AIM: Scan each line of the records for the word "this" and extract the ones that have it.

Figure data in JSON:
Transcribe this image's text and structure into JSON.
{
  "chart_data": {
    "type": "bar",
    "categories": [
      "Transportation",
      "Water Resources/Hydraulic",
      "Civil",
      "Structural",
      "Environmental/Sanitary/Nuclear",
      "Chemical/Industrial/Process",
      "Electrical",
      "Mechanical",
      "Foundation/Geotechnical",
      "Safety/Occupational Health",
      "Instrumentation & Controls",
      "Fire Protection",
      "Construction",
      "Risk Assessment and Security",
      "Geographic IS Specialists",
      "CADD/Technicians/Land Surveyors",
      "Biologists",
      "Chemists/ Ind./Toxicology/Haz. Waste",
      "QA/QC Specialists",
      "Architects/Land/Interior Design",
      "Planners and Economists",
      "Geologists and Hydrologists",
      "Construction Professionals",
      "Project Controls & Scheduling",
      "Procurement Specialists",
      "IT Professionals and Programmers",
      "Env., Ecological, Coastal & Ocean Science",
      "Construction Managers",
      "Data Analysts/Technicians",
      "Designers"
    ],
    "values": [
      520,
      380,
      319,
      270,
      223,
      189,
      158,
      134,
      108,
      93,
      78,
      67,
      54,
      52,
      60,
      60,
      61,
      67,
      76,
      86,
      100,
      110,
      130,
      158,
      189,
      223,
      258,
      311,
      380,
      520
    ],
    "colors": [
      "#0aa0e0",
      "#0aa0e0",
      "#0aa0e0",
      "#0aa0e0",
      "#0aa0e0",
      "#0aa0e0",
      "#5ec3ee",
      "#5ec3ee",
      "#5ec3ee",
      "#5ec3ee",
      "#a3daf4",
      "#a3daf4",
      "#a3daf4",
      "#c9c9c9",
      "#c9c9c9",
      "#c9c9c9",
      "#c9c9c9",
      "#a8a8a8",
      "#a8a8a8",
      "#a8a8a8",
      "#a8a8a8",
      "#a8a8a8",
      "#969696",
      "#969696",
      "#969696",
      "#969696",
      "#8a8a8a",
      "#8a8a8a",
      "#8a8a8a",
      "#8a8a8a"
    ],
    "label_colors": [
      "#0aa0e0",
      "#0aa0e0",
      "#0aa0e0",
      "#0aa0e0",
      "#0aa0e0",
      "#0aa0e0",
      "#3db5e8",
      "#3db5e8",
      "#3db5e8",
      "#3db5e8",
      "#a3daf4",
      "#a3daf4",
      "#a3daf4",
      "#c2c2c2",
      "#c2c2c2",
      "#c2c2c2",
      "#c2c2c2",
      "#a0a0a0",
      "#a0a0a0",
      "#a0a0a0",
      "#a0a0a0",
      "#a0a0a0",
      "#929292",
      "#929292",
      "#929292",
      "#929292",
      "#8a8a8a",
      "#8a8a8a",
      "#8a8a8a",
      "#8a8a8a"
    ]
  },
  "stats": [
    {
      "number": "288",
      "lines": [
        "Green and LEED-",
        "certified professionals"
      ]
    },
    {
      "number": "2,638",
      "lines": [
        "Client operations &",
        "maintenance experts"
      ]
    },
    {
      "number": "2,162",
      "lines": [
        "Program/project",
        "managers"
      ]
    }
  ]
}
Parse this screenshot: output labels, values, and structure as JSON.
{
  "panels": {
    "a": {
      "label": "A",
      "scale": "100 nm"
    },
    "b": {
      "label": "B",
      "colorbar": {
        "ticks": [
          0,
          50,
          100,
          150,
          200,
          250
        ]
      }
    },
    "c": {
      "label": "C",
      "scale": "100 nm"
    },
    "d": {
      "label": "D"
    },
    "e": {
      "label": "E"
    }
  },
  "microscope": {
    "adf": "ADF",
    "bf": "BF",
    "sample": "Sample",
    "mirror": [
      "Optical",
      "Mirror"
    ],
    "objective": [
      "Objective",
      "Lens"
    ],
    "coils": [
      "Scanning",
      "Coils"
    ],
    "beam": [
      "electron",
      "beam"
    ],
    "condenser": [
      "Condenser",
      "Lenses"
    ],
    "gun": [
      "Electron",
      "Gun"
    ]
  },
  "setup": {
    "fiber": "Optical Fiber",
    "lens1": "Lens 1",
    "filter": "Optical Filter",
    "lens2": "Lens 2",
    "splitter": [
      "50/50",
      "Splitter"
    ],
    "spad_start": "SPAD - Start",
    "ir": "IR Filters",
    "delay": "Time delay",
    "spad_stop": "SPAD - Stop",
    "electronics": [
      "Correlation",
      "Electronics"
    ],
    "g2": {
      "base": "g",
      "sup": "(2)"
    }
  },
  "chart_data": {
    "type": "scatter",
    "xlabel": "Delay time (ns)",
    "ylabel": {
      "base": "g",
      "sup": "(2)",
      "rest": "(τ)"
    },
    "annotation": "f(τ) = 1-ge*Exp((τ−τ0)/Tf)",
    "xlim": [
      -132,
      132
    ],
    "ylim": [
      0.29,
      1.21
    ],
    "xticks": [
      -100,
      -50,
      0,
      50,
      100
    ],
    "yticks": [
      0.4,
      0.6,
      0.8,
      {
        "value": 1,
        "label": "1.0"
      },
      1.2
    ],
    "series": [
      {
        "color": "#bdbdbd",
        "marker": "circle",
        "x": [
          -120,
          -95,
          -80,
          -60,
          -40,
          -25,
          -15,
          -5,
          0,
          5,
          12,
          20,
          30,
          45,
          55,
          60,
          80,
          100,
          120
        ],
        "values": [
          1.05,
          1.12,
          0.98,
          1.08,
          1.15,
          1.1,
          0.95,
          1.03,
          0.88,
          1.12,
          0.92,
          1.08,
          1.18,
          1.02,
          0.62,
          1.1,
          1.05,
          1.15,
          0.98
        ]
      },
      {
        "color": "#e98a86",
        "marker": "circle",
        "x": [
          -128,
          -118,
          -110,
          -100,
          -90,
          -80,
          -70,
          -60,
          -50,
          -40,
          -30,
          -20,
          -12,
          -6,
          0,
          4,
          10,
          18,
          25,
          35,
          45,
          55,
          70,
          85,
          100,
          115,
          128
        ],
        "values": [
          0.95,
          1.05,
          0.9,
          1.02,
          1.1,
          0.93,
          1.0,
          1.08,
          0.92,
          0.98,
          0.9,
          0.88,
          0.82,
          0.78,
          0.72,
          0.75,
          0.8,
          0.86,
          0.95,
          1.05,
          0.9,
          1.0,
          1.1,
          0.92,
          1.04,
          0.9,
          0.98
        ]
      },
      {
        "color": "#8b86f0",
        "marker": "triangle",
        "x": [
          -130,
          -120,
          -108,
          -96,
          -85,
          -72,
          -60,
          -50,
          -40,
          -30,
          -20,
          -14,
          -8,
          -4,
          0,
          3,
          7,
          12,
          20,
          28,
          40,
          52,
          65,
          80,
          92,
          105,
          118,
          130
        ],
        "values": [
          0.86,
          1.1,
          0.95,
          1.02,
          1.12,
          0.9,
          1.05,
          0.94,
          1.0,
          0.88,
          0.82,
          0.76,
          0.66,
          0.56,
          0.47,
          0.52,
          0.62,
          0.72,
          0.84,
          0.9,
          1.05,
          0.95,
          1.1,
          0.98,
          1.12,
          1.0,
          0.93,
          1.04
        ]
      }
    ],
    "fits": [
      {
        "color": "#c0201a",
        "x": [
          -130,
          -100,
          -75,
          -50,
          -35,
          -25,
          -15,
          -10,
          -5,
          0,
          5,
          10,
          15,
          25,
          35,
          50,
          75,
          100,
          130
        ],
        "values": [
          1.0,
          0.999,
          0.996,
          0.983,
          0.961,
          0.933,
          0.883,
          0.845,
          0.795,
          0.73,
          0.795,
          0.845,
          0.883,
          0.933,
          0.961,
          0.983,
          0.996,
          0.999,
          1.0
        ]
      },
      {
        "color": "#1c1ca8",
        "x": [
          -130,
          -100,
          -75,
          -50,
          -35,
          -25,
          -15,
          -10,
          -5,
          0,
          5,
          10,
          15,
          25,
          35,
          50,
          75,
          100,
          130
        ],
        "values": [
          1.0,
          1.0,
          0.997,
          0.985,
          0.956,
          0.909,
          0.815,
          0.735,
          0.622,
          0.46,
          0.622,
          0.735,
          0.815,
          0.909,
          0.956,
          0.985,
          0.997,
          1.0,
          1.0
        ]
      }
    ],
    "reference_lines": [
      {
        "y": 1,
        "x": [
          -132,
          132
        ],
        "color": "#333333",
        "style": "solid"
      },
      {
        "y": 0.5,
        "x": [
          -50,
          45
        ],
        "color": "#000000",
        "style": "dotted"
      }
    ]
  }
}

COMPLETED TASK:
Transcribe this image's text and structure into JSON.
Parse this screenshot: output labels, values, and structure as JSON.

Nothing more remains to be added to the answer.